(Stored data)
▼
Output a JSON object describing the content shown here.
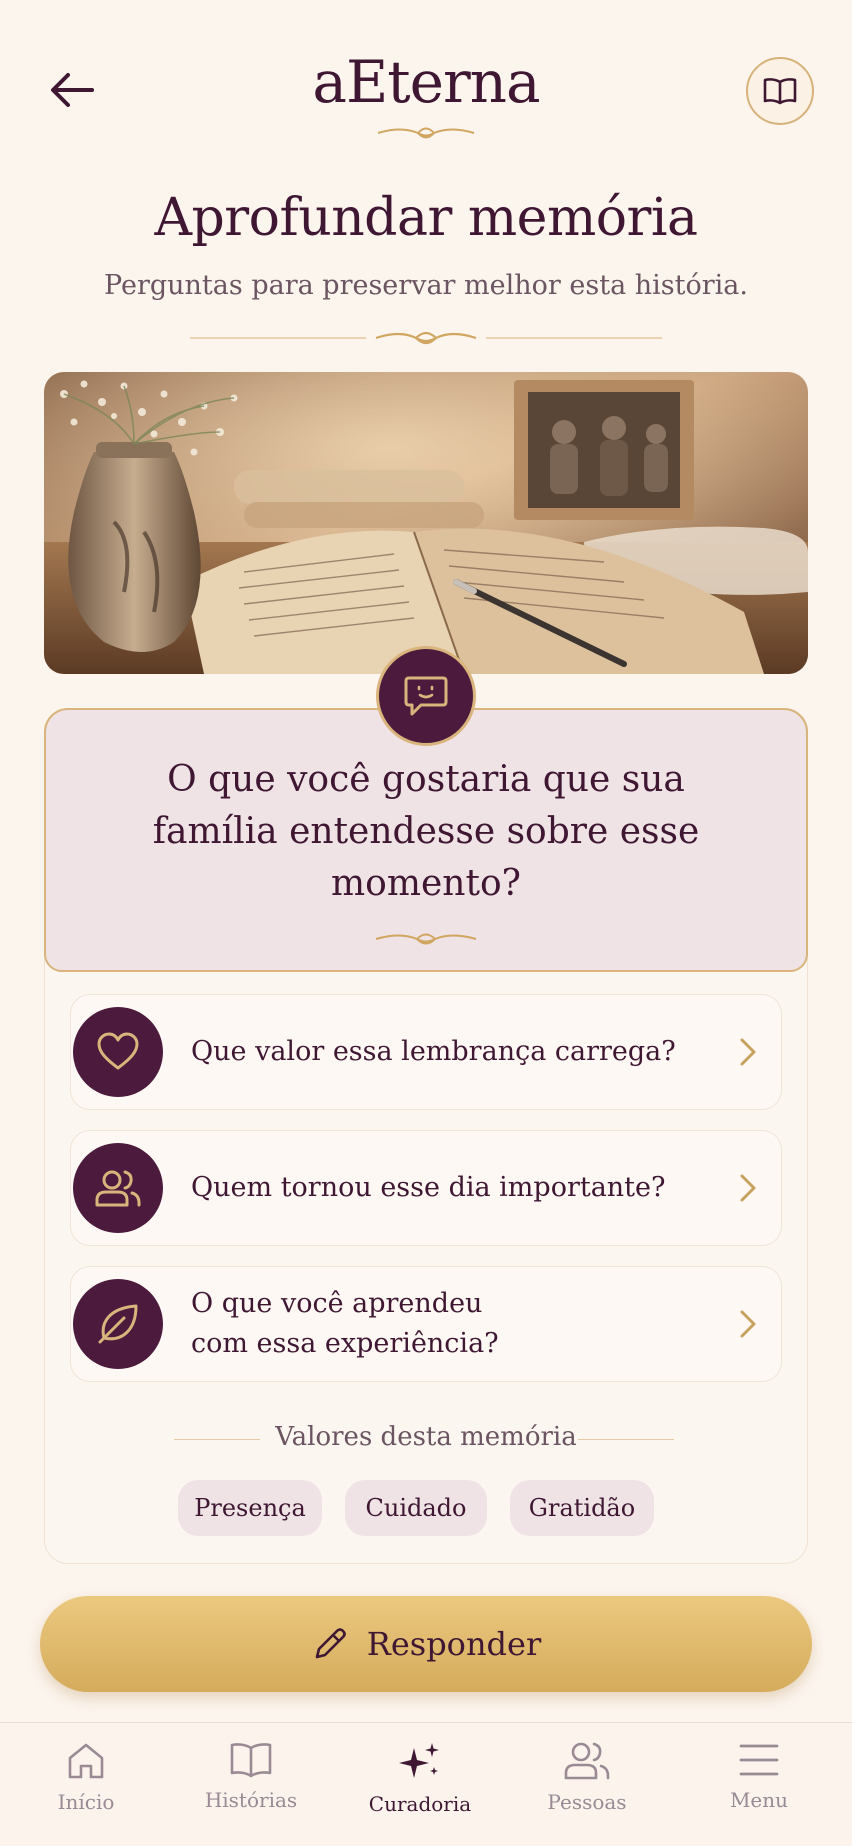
{
  "header": {
    "app_title": "aEterna"
  },
  "page": {
    "title": "Aprofundar memória",
    "subtitle": "Perguntas para preservar melhor esta história."
  },
  "question": {
    "text": "O que você gostaria que sua família entendesse sobre esse momento?"
  },
  "options": [
    {
      "label": "Que valor essa lembrança carrega?",
      "icon": "heart-icon"
    },
    {
      "label": "Quem tornou esse dia importante?",
      "icon": "people-icon"
    },
    {
      "label": "O que você aprendeu com essa experiência?",
      "icon": "leaf-icon"
    }
  ],
  "values": {
    "title": "Valores desta memória",
    "chips": [
      "Presença",
      "Cuidado",
      "Gratidão"
    ]
  },
  "respond_button": {
    "label": "Responder"
  },
  "tabs": [
    {
      "label": "Início",
      "icon": "home-icon",
      "active": false
    },
    {
      "label": "Histórias",
      "icon": "book-icon",
      "active": false
    },
    {
      "label": "Curadoria",
      "icon": "sparkle-icon",
      "active": true
    },
    {
      "label": "Pessoas",
      "icon": "people-icon",
      "active": false
    },
    {
      "label": "Menu",
      "icon": "menu-icon",
      "active": false
    }
  ],
  "colors": {
    "background": "#fcf5ee",
    "primary": "#4b1a3d",
    "gold": "#d9b47c",
    "question_bg": "#efe3e5"
  }
}
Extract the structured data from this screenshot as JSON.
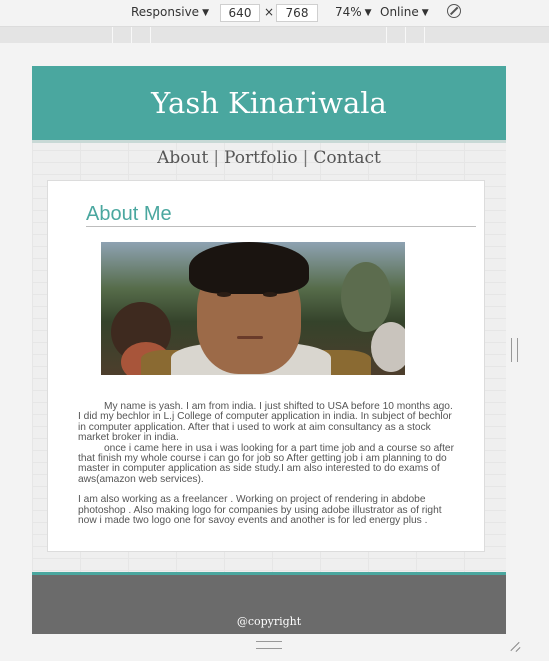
{
  "devtools": {
    "device": "Responsive",
    "width": "640",
    "times": "×",
    "height": "768",
    "zoom": "74%",
    "throttle": "Online",
    "caret": "▼",
    "rotate_icon": "rotate-icon"
  },
  "site": {
    "title": "Yash Kinariwala",
    "nav": [
      "About",
      "Portfolio",
      "Contact"
    ],
    "separator": "|"
  },
  "about": {
    "heading": "About Me",
    "p1": "My name is yash. I am from india. I just shifted to USA before 10 months ago. I did my bechlor in L.j College of computer application in india. In subject of bechlor in computer application. After that i used to work at aim consultancy as a stock market broker in india.",
    "p2": "once i came here in usa i was looking for a part time job and a course so after that finish my whole course i can go for job so After getting job i am planning to do master in computer application as side study.I am also interested to do exams of aws(amazon web services).",
    "p3": "I am also working as a freelancer . Working on project of rendering in abdobe photoshop . Also making logo for companies by using adobe illustrator as of right now i made two logo one for savoy events and another is for led energy plus ."
  },
  "footer": {
    "copyright": "@copyright"
  },
  "colors": {
    "accent": "#4aa79f",
    "footer": "#6b6b6b"
  }
}
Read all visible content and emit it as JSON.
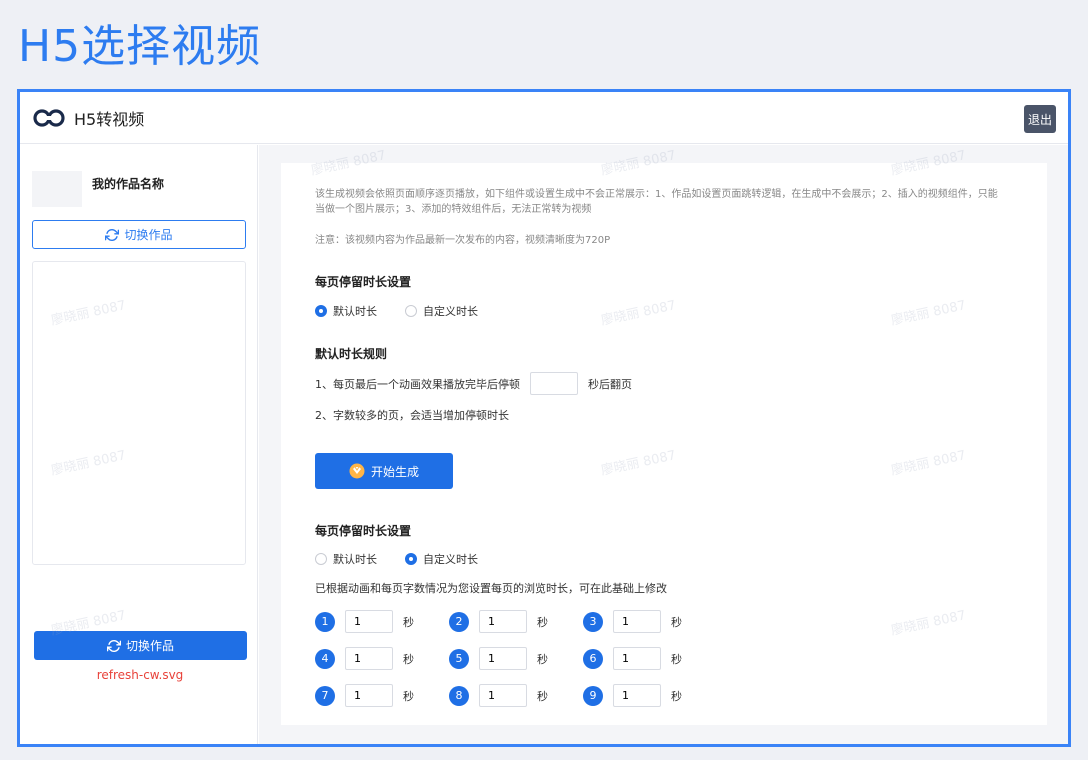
{
  "page_heading": "H5选择视频",
  "header": {
    "brand_title": "H5转视频",
    "logout_label": "退出"
  },
  "sidebar": {
    "work_name": "我的作品名称",
    "switch_outline_label": "切换作品",
    "switch_solid_label": "切换作品",
    "svg_note": "refresh-cw.svg"
  },
  "main": {
    "intro": "该生成视频会依照页面顺序逐页播放，如下组件或设置生成中不会正常展示：1、作品如设置页面跳转逻辑，在生成中不会展示；2、插入的视频组件，只能当做一个图片展示；3、添加的特效组件后，无法正常转为视频",
    "notice": "注意：该视频内容为作品最新一次发布的内容，视频清晰度为720P",
    "section1": {
      "title": "每页停留时长设置",
      "option_default": "默认时长",
      "option_custom": "自定义时长"
    },
    "rules": {
      "title": "默认时长规则",
      "rule1_prefix": "1、每页最后一个动画效果播放完毕后停顿",
      "rule1_value": "",
      "rule1_suffix": "秒后翻页",
      "rule2": "2、字数较多的页，会适当增加停顿时长"
    },
    "start_label": "开始生成",
    "section2": {
      "title": "每页停留时长设置",
      "option_default": "默认时长",
      "option_custom": "自定义时长",
      "hint": "已根据动画和每页字数情况为您设置每页的浏览时长，可在此基础上修改"
    },
    "pages": [
      {
        "num": "1",
        "value": "1",
        "unit": "秒"
      },
      {
        "num": "2",
        "value": "1",
        "unit": "秒"
      },
      {
        "num": "3",
        "value": "1",
        "unit": "秒"
      },
      {
        "num": "4",
        "value": "1",
        "unit": "秒"
      },
      {
        "num": "5",
        "value": "1",
        "unit": "秒"
      },
      {
        "num": "6",
        "value": "1",
        "unit": "秒"
      },
      {
        "num": "7",
        "value": "1",
        "unit": "秒"
      },
      {
        "num": "8",
        "value": "1",
        "unit": "秒"
      },
      {
        "num": "9",
        "value": "1",
        "unit": "秒"
      }
    ]
  },
  "watermark_text": "廖晓丽 8087",
  "colors": {
    "accent": "#1f6fe5",
    "heading": "#2d7cf0",
    "frame": "#3a83f7",
    "note": "#e8423a"
  }
}
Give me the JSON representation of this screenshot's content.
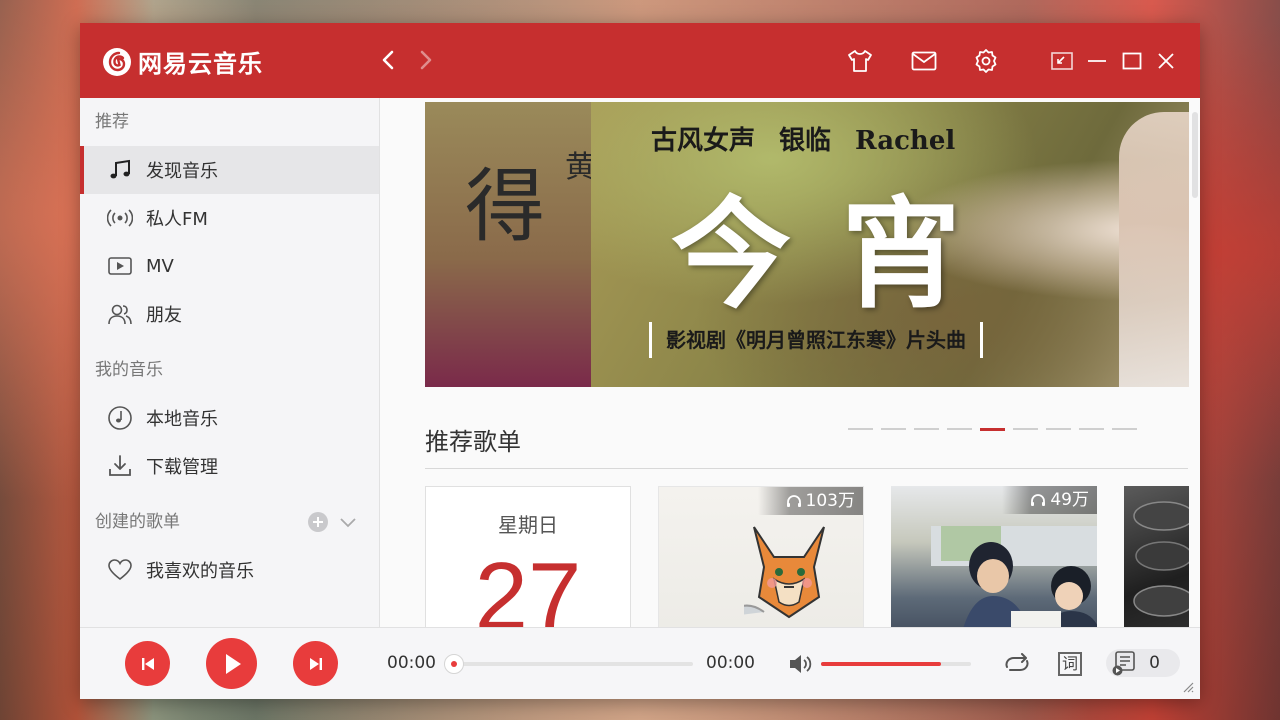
{
  "app": {
    "title": "网易云音乐",
    "accent_color": "#c62f2f",
    "play_color": "#e83c3c"
  },
  "titlebar": {
    "icons": [
      "arrow-left-icon",
      "arrow-right-icon",
      "shirt-icon",
      "mail-icon",
      "gear-icon",
      "mini-mode-icon",
      "minimize-icon",
      "maximize-icon",
      "close-icon"
    ]
  },
  "sidebar": {
    "section_recommend": "推荐",
    "items_recommend": [
      {
        "label": "发现音乐",
        "icon": "music-note-icon",
        "active": true
      },
      {
        "label": "私人FM",
        "icon": "radio-icon",
        "active": false
      },
      {
        "label": "MV",
        "icon": "video-icon",
        "active": false
      },
      {
        "label": "朋友",
        "icon": "friends-icon",
        "active": false
      }
    ],
    "section_my_music": "我的音乐",
    "items_my_music": [
      {
        "label": "本地音乐",
        "icon": "local-music-icon"
      },
      {
        "label": "下载管理",
        "icon": "download-icon"
      }
    ],
    "section_created": "创建的歌单",
    "items_created": [
      {
        "label": "我喜欢的音乐",
        "icon": "heart-icon"
      }
    ]
  },
  "banner": {
    "left_peek": {
      "big_char": "得",
      "small_char": "黄"
    },
    "headline": {
      "prefix": "古风女声",
      "artist": "银临",
      "artist_en": "Rachel"
    },
    "title": "今宵",
    "subtitle": "影视剧《明月曾照江东寒》片头曲",
    "dot_count": 9,
    "active_dot": 5
  },
  "recommend": {
    "title": "推荐歌单",
    "daily": {
      "weekday": "星期日",
      "day": "27"
    },
    "cards": [
      {
        "play_count": "103万"
      },
      {
        "play_count": "49万"
      }
    ]
  },
  "player": {
    "current_time": "00:00",
    "total_time": "00:00",
    "progress": 0,
    "volume": 0.8,
    "lyric_label": "词",
    "playlist_count": "0"
  }
}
▲
**PROBLEM STATEMENT:** Determine the number of lines in the records that include the string "切换作品", and respond with that number only.

**COMPLETE ANSWER:** 2